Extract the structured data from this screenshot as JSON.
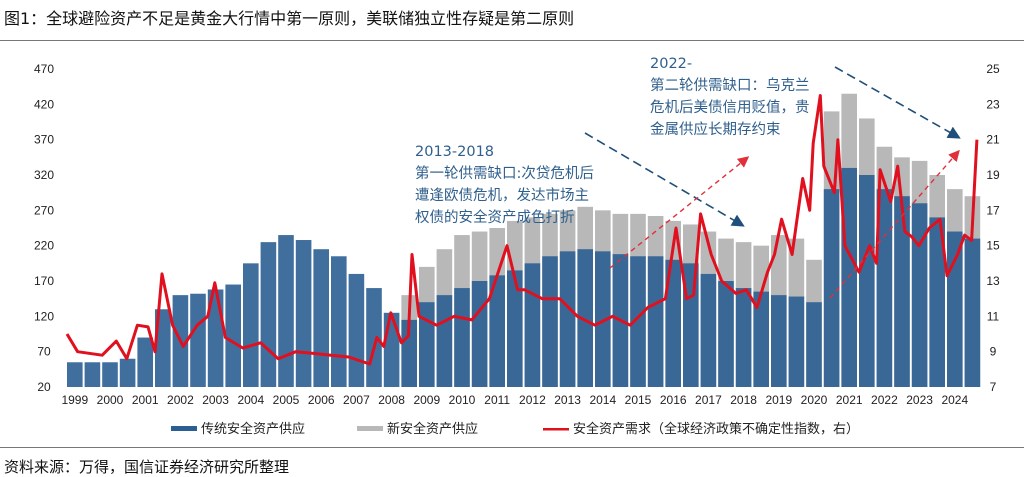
{
  "title": "图1：全球避险资产不足是黄金大行情中第一原则，美联储独立性存疑是第二原则",
  "source": "资料来源：万得，国信证券经济研究所整理",
  "colors": {
    "traditional": "#2b5f93",
    "new": "#b8b8b8",
    "demand": "#e0101e",
    "annotation": "#2f5f8c"
  },
  "chart_data": {
    "type": "bar+line",
    "xlabel": "",
    "x_ticks": [
      "1999",
      "2000",
      "2001",
      "2002",
      "2003",
      "2004",
      "2005",
      "2006",
      "2007",
      "2008",
      "2009",
      "2010",
      "2011",
      "2012",
      "2013",
      "2014",
      "2015",
      "2016",
      "2017",
      "2018",
      "2019",
      "2020",
      "2021",
      "2022",
      "2023",
      "2024"
    ],
    "y_left": {
      "range": [
        20,
        470
      ],
      "ticks": [
        "20",
        "70",
        "120",
        "170",
        "220",
        "270",
        "320",
        "370",
        "420",
        "470"
      ]
    },
    "y_right": {
      "range": [
        7,
        25
      ],
      "ticks": [
        "7",
        "9",
        "11",
        "13",
        "15",
        "17",
        "19",
        "21",
        "23",
        "25"
      ]
    },
    "grid": false,
    "legend_placement": "bottom",
    "bar_x": [
      1999,
      1999.5,
      2000,
      2000.5,
      2001,
      2001.5,
      2002,
      2002.5,
      2003,
      2003.5,
      2004,
      2004.5,
      2005,
      2005.5,
      2006,
      2006.5,
      2007,
      2007.5,
      2008,
      2008.5,
      2009,
      2009.5,
      2010,
      2010.5,
      2011,
      2011.5,
      2012,
      2012.5,
      2013,
      2013.5,
      2014,
      2014.5,
      2015,
      2015.5,
      2016,
      2016.5,
      2017,
      2017.5,
      2018,
      2018.5,
      2019,
      2019.5,
      2020,
      2020.5,
      2021,
      2021.5,
      2022,
      2022.5,
      2023,
      2023.5,
      2024,
      2024.5
    ],
    "series": [
      {
        "name": "传统安全资产供应",
        "axis": "left",
        "kind": "bar",
        "values": [
          55,
          55,
          55,
          60,
          90,
          130,
          150,
          152,
          158,
          165,
          195,
          225,
          235,
          228,
          215,
          205,
          180,
          160,
          125,
          115,
          140,
          150,
          160,
          170,
          178,
          185,
          195,
          205,
          212,
          215,
          212,
          208,
          205,
          205,
          200,
          195,
          180,
          170,
          160,
          155,
          150,
          148,
          140,
          300,
          330,
          320,
          300,
          290,
          280,
          260,
          240,
          230
        ]
      },
      {
        "name": "新安全资产供应",
        "axis": "left",
        "kind": "bar",
        "values": [
          0,
          0,
          0,
          0,
          0,
          0,
          0,
          0,
          0,
          0,
          0,
          0,
          0,
          0,
          0,
          0,
          0,
          0,
          0,
          150,
          190,
          215,
          235,
          240,
          245,
          255,
          260,
          265,
          270,
          275,
          270,
          265,
          265,
          262,
          255,
          250,
          240,
          230,
          225,
          220,
          235,
          230,
          200,
          410,
          435,
          400,
          360,
          345,
          340,
          320,
          300,
          290
        ]
      },
      {
        "name": "安全资产需求（全球经济政策不确定性指数，右）",
        "axis": "right",
        "kind": "line",
        "x": [
          1999,
          1999.3,
          2000,
          2000.4,
          2000.7,
          2001,
          2001.3,
          2001.5,
          2001.7,
          2002,
          2002.3,
          2002.7,
          2003,
          2003.2,
          2003.5,
          2004,
          2004.5,
          2005,
          2005.5,
          2006,
          2006.5,
          2007,
          2007.6,
          2007.8,
          2008,
          2008.2,
          2008.5,
          2008.7,
          2008.8,
          2009,
          2009.5,
          2010,
          2010.5,
          2011,
          2011.5,
          2011.8,
          2012,
          2012.5,
          2013,
          2013.5,
          2014,
          2014.5,
          2015,
          2015.5,
          2016,
          2016.3,
          2016.6,
          2016.8,
          2017,
          2017.3,
          2017.6,
          2018,
          2018.3,
          2018.6,
          2018.9,
          2019.1,
          2019.3,
          2019.6,
          2019.9,
          2020.1,
          2020.2,
          2020.4,
          2020.5,
          2020.8,
          2020.9,
          2021.1,
          2021.5,
          2021.8,
          2022,
          2022.1,
          2022.4,
          2022.6,
          2022.8,
          2023,
          2023.2,
          2023.5,
          2023.8,
          2024,
          2024.3,
          2024.5,
          2024.7,
          2024.85
        ],
        "values": [
          10,
          9,
          8.8,
          9.6,
          8.6,
          10.5,
          10.4,
          9,
          13.4,
          10.5,
          9.3,
          10.5,
          11,
          12.9,
          9.8,
          9.2,
          9.5,
          8.6,
          9,
          8.9,
          8.8,
          8.7,
          8.3,
          9.8,
          9.3,
          11.2,
          9.5,
          9.9,
          14.5,
          11,
          10.5,
          11,
          10.8,
          12,
          15,
          12.5,
          12.5,
          12,
          12,
          11,
          10.5,
          11,
          10.5,
          11.5,
          12,
          16,
          12,
          12.2,
          16.8,
          14.5,
          13,
          12.3,
          12.5,
          11.5,
          13.5,
          14.5,
          16.5,
          14.5,
          18.8,
          17,
          20.8,
          23.5,
          19.5,
          18,
          21,
          15,
          13.5,
          15,
          14,
          19.3,
          17.5,
          19.5,
          15.8,
          15.5,
          15,
          16,
          16.5,
          13.3,
          14.5,
          15.6,
          15.3,
          21
        ]
      }
    ],
    "annotations": [
      {
        "lines": [
          "2013-2018",
          "第一轮供需缺口:次贷危机后",
          "遭逢欧债危机，发达市场主",
          "权债的安全资产成色打折"
        ]
      },
      {
        "lines": [
          "2022-",
          "第二轮供需缺口：乌克兰",
          "危机后美债信用贬值，贵",
          "金属供应长期存约束"
        ]
      }
    ]
  }
}
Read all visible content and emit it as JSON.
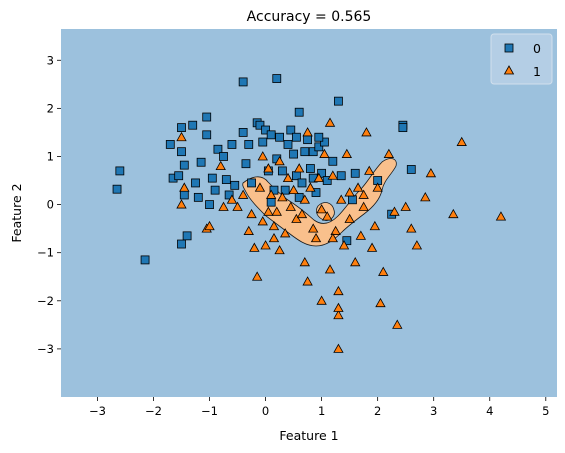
{
  "chart_data": {
    "type": "scatter",
    "title": "Accuracy = 0.565",
    "xlabel": "Feature 1",
    "ylabel": "Feature 2",
    "xlim": [
      -3.65,
      5.2
    ],
    "ylim": [
      -4.0,
      3.65
    ],
    "xticks": [
      "-3",
      "-2",
      "-1",
      "0",
      "1",
      "2",
      "3",
      "4",
      "5"
    ],
    "yticks": [
      "-3",
      "-2",
      "-1",
      "0",
      "1",
      "2",
      "3"
    ],
    "grid": false,
    "legend_position": "top-right",
    "background_region_color": "#9cc1dd",
    "region_1_color": "#f9c08c",
    "series": [
      {
        "name": "0",
        "marker": "square",
        "color": "#1f77b4",
        "points": [
          [
            -2.6,
            0.7
          ],
          [
            -2.65,
            0.32
          ],
          [
            -2.15,
            -1.15
          ],
          [
            -1.7,
            1.25
          ],
          [
            -1.65,
            0.55
          ],
          [
            -1.55,
            0.6
          ],
          [
            -1.5,
            1.6
          ],
          [
            -1.5,
            1.1
          ],
          [
            -1.45,
            0.82
          ],
          [
            -1.45,
            0.2
          ],
          [
            -1.5,
            -0.82
          ],
          [
            -1.4,
            -0.65
          ],
          [
            -1.3,
            1.65
          ],
          [
            -1.25,
            0.45
          ],
          [
            -1.2,
            0.15
          ],
          [
            -1.15,
            0.88
          ],
          [
            -1.05,
            1.82
          ],
          [
            -1.0,
            0.0
          ],
          [
            -1.05,
            1.45
          ],
          [
            -0.95,
            0.55
          ],
          [
            -0.9,
            0.3
          ],
          [
            -0.85,
            1.15
          ],
          [
            -0.7,
            0.52
          ],
          [
            -0.65,
            0.2
          ],
          [
            -0.6,
            1.25
          ],
          [
            -0.55,
            0.4
          ],
          [
            -0.4,
            2.55
          ],
          [
            -0.4,
            1.5
          ],
          [
            -0.35,
            0.85
          ],
          [
            -0.3,
            1.25
          ],
          [
            -0.25,
            0.45
          ],
          [
            -0.15,
            1.7
          ],
          [
            -0.1,
            1.65
          ],
          [
            -0.05,
            1.3
          ],
          [
            0.0,
            1.55
          ],
          [
            0.05,
            0.7
          ],
          [
            0.1,
            1.45
          ],
          [
            0.15,
            0.3
          ],
          [
            0.2,
            2.62
          ],
          [
            0.2,
            0.95
          ],
          [
            0.25,
            1.4
          ],
          [
            0.3,
            0.7
          ],
          [
            0.35,
            0.3
          ],
          [
            0.4,
            1.25
          ],
          [
            0.45,
            1.55
          ],
          [
            0.5,
            1.05
          ],
          [
            0.55,
            1.4
          ],
          [
            0.55,
            0.6
          ],
          [
            0.6,
            1.92
          ],
          [
            0.65,
            0.45
          ],
          [
            0.7,
            1.1
          ],
          [
            0.75,
            1.35
          ],
          [
            0.8,
            0.75
          ],
          [
            0.85,
            1.1
          ],
          [
            0.9,
            0.25
          ],
          [
            0.95,
            1.2
          ],
          [
            1.0,
            0.65
          ],
          [
            1.05,
            1.3
          ],
          [
            1.1,
            0.5
          ],
          [
            1.2,
            0.9
          ],
          [
            1.3,
            2.15
          ],
          [
            1.35,
            0.6
          ],
          [
            1.45,
            -0.75
          ],
          [
            1.6,
            0.65
          ],
          [
            2.0,
            0.5
          ],
          [
            2.25,
            -0.2
          ],
          [
            2.45,
            1.65
          ],
          [
            2.45,
            1.6
          ],
          [
            2.6,
            0.73
          ],
          [
            0.6,
            0.15
          ],
          [
            0.85,
            0.55
          ],
          [
            1.55,
            0.1
          ],
          [
            -0.75,
            1.0
          ],
          [
            0.1,
            0.05
          ],
          [
            0.95,
            1.4
          ]
        ]
      },
      {
        "name": "1",
        "marker": "triangle",
        "color": "#ff7f0e",
        "points": [
          [
            -1.5,
            1.4
          ],
          [
            -1.45,
            0.35
          ],
          [
            -1.5,
            0.0
          ],
          [
            -1.05,
            -0.5
          ],
          [
            -1.0,
            -0.45
          ],
          [
            -0.8,
            0.8
          ],
          [
            -0.75,
            -0.05
          ],
          [
            -0.6,
            0.1
          ],
          [
            -0.5,
            -0.05
          ],
          [
            -0.4,
            0.2
          ],
          [
            -0.3,
            -0.55
          ],
          [
            -0.25,
            -0.2
          ],
          [
            -0.2,
            -0.9
          ],
          [
            -0.15,
            -1.5
          ],
          [
            -0.1,
            0.35
          ],
          [
            -0.05,
            1.0
          ],
          [
            -0.05,
            -0.35
          ],
          [
            0.0,
            -0.85
          ],
          [
            0.05,
            0.75
          ],
          [
            0.05,
            -0.15
          ],
          [
            0.1,
            0.2
          ],
          [
            0.15,
            -0.45
          ],
          [
            0.2,
            -0.15
          ],
          [
            0.25,
            0.9
          ],
          [
            0.25,
            -0.95
          ],
          [
            0.3,
            0.15
          ],
          [
            0.35,
            -0.6
          ],
          [
            0.4,
            0.55
          ],
          [
            0.45,
            -0.05
          ],
          [
            0.5,
            0.3
          ],
          [
            0.55,
            -0.3
          ],
          [
            0.6,
            0.75
          ],
          [
            0.65,
            -0.2
          ],
          [
            0.7,
            -1.2
          ],
          [
            0.75,
            1.5
          ],
          [
            0.75,
            -1.6
          ],
          [
            0.8,
            0.35
          ],
          [
            0.85,
            -0.5
          ],
          [
            0.9,
            -0.7
          ],
          [
            0.95,
            0.55
          ],
          [
            1.0,
            -0.1
          ],
          [
            1.0,
            -2.0
          ],
          [
            1.05,
            1.05
          ],
          [
            1.1,
            -0.25
          ],
          [
            1.15,
            1.7
          ],
          [
            1.15,
            -1.35
          ],
          [
            1.2,
            0.6
          ],
          [
            1.25,
            -0.55
          ],
          [
            1.3,
            -1.8
          ],
          [
            1.3,
            -2.3
          ],
          [
            1.35,
            0.1
          ],
          [
            1.4,
            -0.85
          ],
          [
            1.45,
            1.05
          ],
          [
            1.5,
            -0.3
          ],
          [
            1.6,
            -1.2
          ],
          [
            1.65,
            0.35
          ],
          [
            1.7,
            -0.65
          ],
          [
            1.75,
            -0.05
          ],
          [
            1.8,
            1.5
          ],
          [
            1.85,
            0.7
          ],
          [
            1.9,
            -0.9
          ],
          [
            1.95,
            -0.45
          ],
          [
            2.0,
            0.35
          ],
          [
            2.05,
            -2.05
          ],
          [
            2.1,
            -1.4
          ],
          [
            2.2,
            1.05
          ],
          [
            2.3,
            -0.15
          ],
          [
            2.35,
            -2.5
          ],
          [
            2.5,
            -0.05
          ],
          [
            2.6,
            -0.5
          ],
          [
            2.7,
            -0.85
          ],
          [
            2.85,
            0.15
          ],
          [
            2.95,
            0.65
          ],
          [
            3.35,
            -0.2
          ],
          [
            3.5,
            1.3
          ],
          [
            4.2,
            -0.25
          ],
          [
            1.3,
            -3.0
          ],
          [
            1.3,
            -2.15
          ],
          [
            0.15,
            -0.7
          ],
          [
            0.7,
            0.1
          ],
          [
            1.5,
            0.25
          ],
          [
            1.75,
            0.2
          ],
          [
            1.2,
            -0.7
          ]
        ]
      }
    ]
  }
}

**GOAL OF THE EXERCISE**
Find every line in the records that contains the word "name"; copy those lines.

**SOLUTION FOR THIS PROBLEM**
        "name": "传统安全资产供应",
        "name": "新安全资产供应",
        "name": "安全资产需求（全球经济政策不确定性指数，右）",
        "name": "0",
        "name": "1",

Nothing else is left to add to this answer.